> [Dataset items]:
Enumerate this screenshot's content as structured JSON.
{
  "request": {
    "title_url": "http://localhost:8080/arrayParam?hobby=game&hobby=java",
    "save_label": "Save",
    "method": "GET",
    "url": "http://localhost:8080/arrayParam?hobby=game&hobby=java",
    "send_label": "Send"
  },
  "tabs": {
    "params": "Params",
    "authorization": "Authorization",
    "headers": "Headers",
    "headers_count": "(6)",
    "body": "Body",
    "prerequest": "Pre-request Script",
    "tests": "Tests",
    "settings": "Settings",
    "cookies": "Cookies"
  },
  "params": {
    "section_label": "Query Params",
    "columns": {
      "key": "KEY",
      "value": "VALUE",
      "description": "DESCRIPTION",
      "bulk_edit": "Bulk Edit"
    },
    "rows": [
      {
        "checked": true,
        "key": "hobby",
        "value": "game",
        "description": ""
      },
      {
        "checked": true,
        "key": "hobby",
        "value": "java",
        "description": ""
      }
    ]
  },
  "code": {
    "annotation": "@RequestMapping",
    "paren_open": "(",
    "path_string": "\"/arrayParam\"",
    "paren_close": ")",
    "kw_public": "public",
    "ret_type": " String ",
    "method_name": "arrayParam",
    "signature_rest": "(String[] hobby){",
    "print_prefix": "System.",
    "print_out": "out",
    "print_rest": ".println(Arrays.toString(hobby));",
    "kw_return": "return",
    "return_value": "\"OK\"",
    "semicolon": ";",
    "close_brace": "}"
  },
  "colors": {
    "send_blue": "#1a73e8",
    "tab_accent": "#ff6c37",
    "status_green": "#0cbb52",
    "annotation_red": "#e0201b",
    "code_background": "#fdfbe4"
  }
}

--

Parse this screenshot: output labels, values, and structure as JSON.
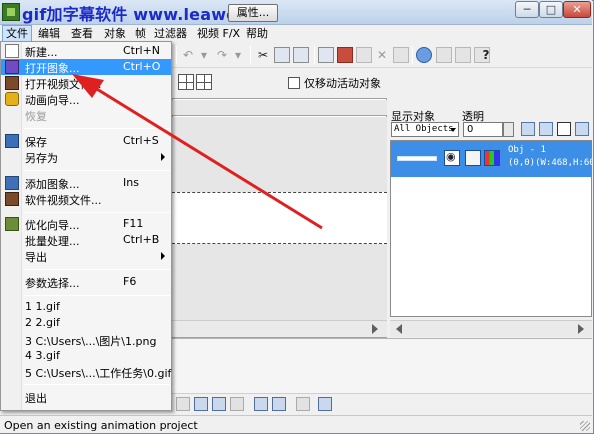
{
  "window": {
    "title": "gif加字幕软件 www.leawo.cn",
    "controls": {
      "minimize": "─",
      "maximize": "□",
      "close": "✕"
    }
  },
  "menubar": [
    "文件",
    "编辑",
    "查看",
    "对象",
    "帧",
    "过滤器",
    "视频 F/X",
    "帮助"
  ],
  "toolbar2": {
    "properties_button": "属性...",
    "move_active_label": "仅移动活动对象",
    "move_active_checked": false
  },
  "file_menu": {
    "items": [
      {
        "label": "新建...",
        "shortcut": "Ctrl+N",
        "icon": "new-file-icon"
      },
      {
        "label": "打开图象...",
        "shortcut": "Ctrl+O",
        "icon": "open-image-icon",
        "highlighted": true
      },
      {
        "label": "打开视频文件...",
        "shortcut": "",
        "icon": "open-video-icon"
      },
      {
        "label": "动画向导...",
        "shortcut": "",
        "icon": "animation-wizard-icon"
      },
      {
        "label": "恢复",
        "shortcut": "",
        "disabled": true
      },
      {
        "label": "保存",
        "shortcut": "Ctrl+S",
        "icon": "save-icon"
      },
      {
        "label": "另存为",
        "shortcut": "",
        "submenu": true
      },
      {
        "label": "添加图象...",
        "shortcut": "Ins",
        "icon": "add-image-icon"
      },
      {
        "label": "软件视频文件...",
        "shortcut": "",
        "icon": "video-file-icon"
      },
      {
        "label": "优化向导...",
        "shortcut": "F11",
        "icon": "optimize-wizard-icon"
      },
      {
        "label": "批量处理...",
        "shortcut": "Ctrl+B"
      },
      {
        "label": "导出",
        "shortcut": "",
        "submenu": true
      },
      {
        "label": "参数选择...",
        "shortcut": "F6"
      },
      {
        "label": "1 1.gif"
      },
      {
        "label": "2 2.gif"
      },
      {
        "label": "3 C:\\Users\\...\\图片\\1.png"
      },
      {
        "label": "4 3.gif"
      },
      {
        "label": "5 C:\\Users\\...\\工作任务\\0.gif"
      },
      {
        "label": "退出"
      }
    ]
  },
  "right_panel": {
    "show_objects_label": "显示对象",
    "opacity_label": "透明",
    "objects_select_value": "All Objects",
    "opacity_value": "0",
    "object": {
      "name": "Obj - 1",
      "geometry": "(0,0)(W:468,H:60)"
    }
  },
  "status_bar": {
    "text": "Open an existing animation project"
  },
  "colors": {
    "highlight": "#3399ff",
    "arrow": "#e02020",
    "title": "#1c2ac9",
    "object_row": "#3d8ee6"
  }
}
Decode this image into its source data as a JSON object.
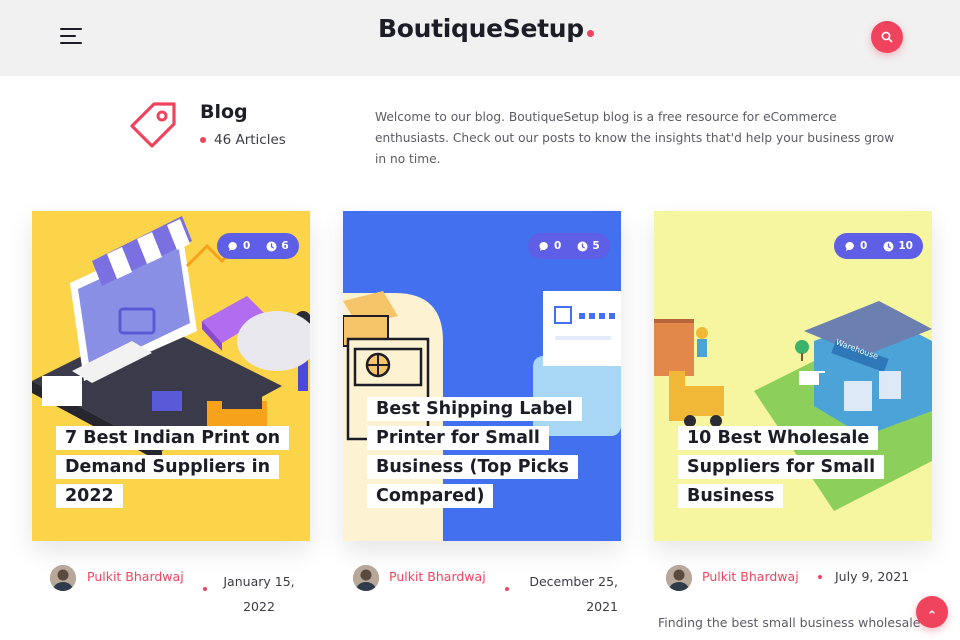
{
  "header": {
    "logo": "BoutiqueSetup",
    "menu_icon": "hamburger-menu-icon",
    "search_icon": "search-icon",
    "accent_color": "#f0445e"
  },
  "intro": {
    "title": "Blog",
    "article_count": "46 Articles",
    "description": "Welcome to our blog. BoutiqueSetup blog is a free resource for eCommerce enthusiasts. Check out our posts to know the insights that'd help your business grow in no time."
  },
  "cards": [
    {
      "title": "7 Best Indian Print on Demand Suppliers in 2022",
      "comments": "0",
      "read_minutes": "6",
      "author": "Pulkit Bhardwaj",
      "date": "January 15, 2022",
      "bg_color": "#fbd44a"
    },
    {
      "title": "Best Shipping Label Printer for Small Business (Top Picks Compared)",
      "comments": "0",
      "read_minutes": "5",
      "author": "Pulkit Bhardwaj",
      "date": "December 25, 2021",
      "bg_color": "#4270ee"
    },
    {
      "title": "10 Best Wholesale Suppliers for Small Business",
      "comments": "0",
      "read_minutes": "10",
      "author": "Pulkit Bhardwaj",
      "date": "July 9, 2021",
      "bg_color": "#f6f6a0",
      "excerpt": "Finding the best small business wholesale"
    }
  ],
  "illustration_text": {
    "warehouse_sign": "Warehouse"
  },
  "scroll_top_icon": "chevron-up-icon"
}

> [Goal]:
Give only the number of lines in the material above that include the word "arrayParam".

> [Expected answer]:
4